+++ EXTRACTED ENTRIES +++

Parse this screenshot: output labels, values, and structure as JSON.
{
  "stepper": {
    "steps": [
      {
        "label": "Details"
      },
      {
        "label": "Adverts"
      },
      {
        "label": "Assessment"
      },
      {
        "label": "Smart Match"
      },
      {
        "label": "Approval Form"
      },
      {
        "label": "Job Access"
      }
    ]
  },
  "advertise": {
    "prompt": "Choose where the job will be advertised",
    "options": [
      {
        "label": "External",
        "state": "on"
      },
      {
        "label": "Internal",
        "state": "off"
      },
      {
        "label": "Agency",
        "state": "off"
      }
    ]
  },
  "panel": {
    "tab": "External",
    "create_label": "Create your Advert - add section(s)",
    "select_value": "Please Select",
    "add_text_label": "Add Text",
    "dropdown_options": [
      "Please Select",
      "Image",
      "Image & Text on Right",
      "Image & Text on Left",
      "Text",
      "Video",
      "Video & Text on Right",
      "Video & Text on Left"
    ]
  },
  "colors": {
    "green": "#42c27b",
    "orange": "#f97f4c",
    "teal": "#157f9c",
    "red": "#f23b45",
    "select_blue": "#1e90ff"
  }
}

+++

- _REQUIRED WORK_:
Make an exact copy of the material above.

- _ANSWER FOR THE TASK_:
Parse this screenshot: output labels, values, and structure as JSON.
{
  "stepper": {
    "steps": [
      {
        "label": "Details"
      },
      {
        "label": "Adverts"
      },
      {
        "label": "Assessment"
      },
      {
        "label": "Smart Match"
      },
      {
        "label": "Approval Form"
      },
      {
        "label": "Job Access"
      }
    ]
  },
  "advertise": {
    "prompt": "Choose where the job will be advertised",
    "options": [
      {
        "label": "External",
        "state": "on"
      },
      {
        "label": "Internal",
        "state": "off"
      },
      {
        "label": "Agency",
        "state": "off"
      }
    ]
  },
  "panel": {
    "tab": "External",
    "create_label": "Create your Advert - add section(s)",
    "select_value": "Please Select",
    "add_text_label": "Add Text",
    "dropdown_options": [
      "Please Select",
      "Image",
      "Image & Text on Right",
      "Image & Text on Left",
      "Text",
      "Video",
      "Video & Text on Right",
      "Video & Text on Left"
    ]
  },
  "colors": {
    "green": "#42c27b",
    "orange": "#f97f4c",
    "teal": "#157f9c",
    "red": "#f23b45",
    "select_blue": "#1e90ff"
  }
}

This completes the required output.